## Excerpted records

>> Start

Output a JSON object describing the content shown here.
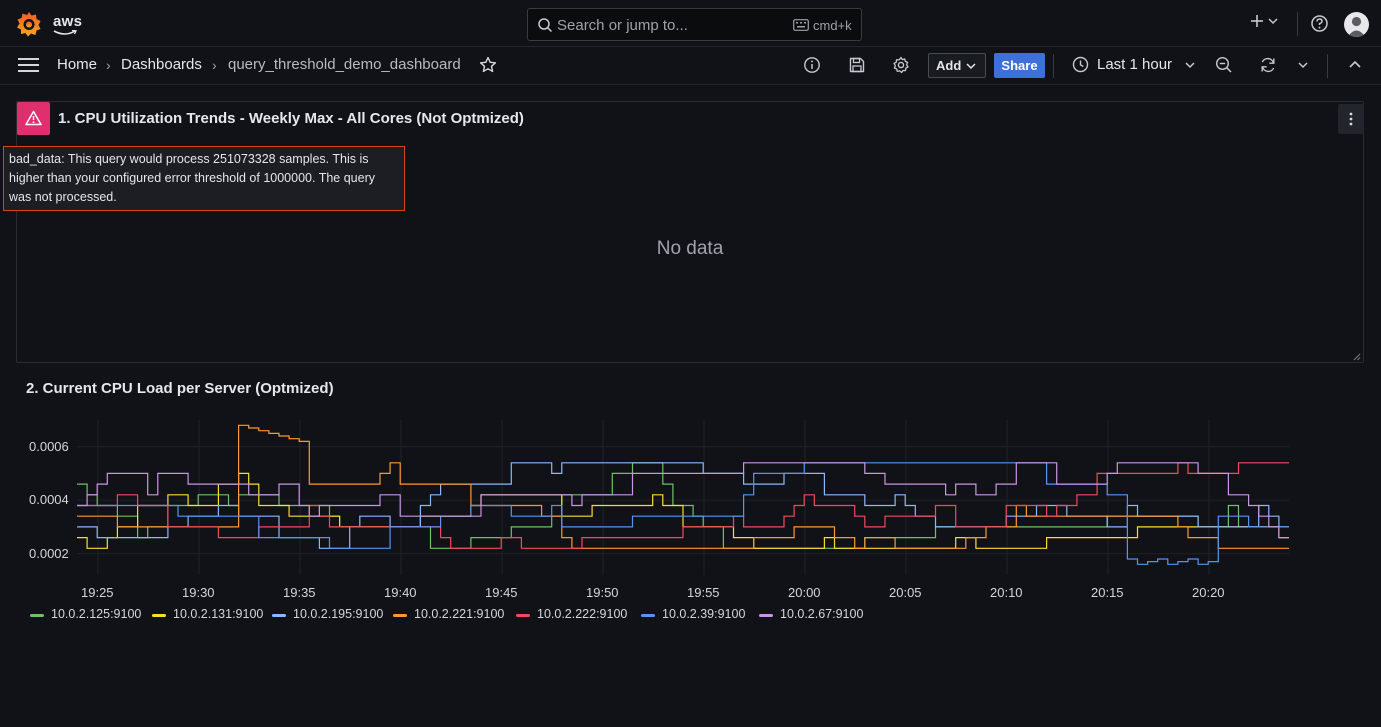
{
  "topbar": {
    "brand": "aws",
    "search_placeholder": "Search or jump to...",
    "shortcut": "cmd+k"
  },
  "breadcrumb": {
    "home": "Home",
    "dashboards": "Dashboards",
    "current": "query_threshold_demo_dashboard"
  },
  "toolbar": {
    "add_label": "Add",
    "share_label": "Share",
    "time_range": "Last 1 hour"
  },
  "panel1": {
    "title": "1. CPU Utilization Trends - Weekly Max - All Cores (Not Optmized)",
    "error": "bad_data: This query would process 251073328 samples. This is higher than your configured error threshold of 1000000. The query was not processed.",
    "no_data": "No data"
  },
  "panel2": {
    "title": "2. Current CPU Load per Server (Optmized)"
  },
  "colors": {
    "accent": "#3d71d9",
    "error_badge": "#e02f6d",
    "error_border": "#d9441e"
  },
  "chart_data": {
    "type": "line",
    "x_ticks": [
      "19:25",
      "19:30",
      "19:35",
      "19:40",
      "19:45",
      "19:50",
      "19:55",
      "20:00",
      "20:05",
      "20:10",
      "20:15",
      "20:20"
    ],
    "y_ticks": [
      "0.0002",
      "0.0004",
      "0.0006"
    ],
    "ylim": [
      0.00012,
      0.0007
    ],
    "x_range_minutes": [
      0,
      60
    ],
    "grid": true,
    "legend_position": "bottom-left",
    "series": [
      {
        "name": "10.0.2.125:9100",
        "color": "#73bf69"
      },
      {
        "name": "10.0.2.131:9100",
        "color": "#fade2a"
      },
      {
        "name": "10.0.2.195:9100",
        "color": "#8ab8ff"
      },
      {
        "name": "10.0.2.221:9100",
        "color": "#ff9830"
      },
      {
        "name": "10.0.2.222:9100",
        "color": "#f2495c"
      },
      {
        "name": "10.0.2.39:9100",
        "color": "#5794f2"
      },
      {
        "name": "10.0.2.67:9100",
        "color": "#ca95e5"
      }
    ]
  }
}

>> End

Reproduce each record above by retyping it exactly; omit all images.

Output a JSON object describing the content shown here.
{
  "topbar": {
    "brand": "aws",
    "search_placeholder": "Search or jump to...",
    "shortcut": "cmd+k"
  },
  "breadcrumb": {
    "home": "Home",
    "dashboards": "Dashboards",
    "current": "query_threshold_demo_dashboard"
  },
  "toolbar": {
    "add_label": "Add",
    "share_label": "Share",
    "time_range": "Last 1 hour"
  },
  "panel1": {
    "title": "1. CPU Utilization Trends - Weekly Max - All Cores (Not Optmized)",
    "error": "bad_data: This query would process 251073328 samples. This is higher than your configured error threshold of 1000000. The query was not processed.",
    "no_data": "No data"
  },
  "panel2": {
    "title": "2. Current CPU Load per Server (Optmized)"
  },
  "colors": {
    "accent": "#3d71d9",
    "error_badge": "#e02f6d",
    "error_border": "#d9441e"
  },
  "chart_data": {
    "type": "line",
    "x_ticks": [
      "19:25",
      "19:30",
      "19:35",
      "19:40",
      "19:45",
      "19:50",
      "19:55",
      "20:00",
      "20:05",
      "20:10",
      "20:15",
      "20:20"
    ],
    "y_ticks": [
      "0.0002",
      "0.0004",
      "0.0006"
    ],
    "ylim": [
      0.00012,
      0.0007
    ],
    "x_range_minutes": [
      0,
      60
    ],
    "grid": true,
    "legend_position": "bottom-left",
    "series": [
      {
        "name": "10.0.2.125:9100",
        "color": "#73bf69"
      },
      {
        "name": "10.0.2.131:9100",
        "color": "#fade2a"
      },
      {
        "name": "10.0.2.195:9100",
        "color": "#8ab8ff"
      },
      {
        "name": "10.0.2.221:9100",
        "color": "#ff9830"
      },
      {
        "name": "10.0.2.222:9100",
        "color": "#f2495c"
      },
      {
        "name": "10.0.2.39:9100",
        "color": "#5794f2"
      },
      {
        "name": "10.0.2.67:9100",
        "color": "#ca95e5"
      }
    ]
  }
}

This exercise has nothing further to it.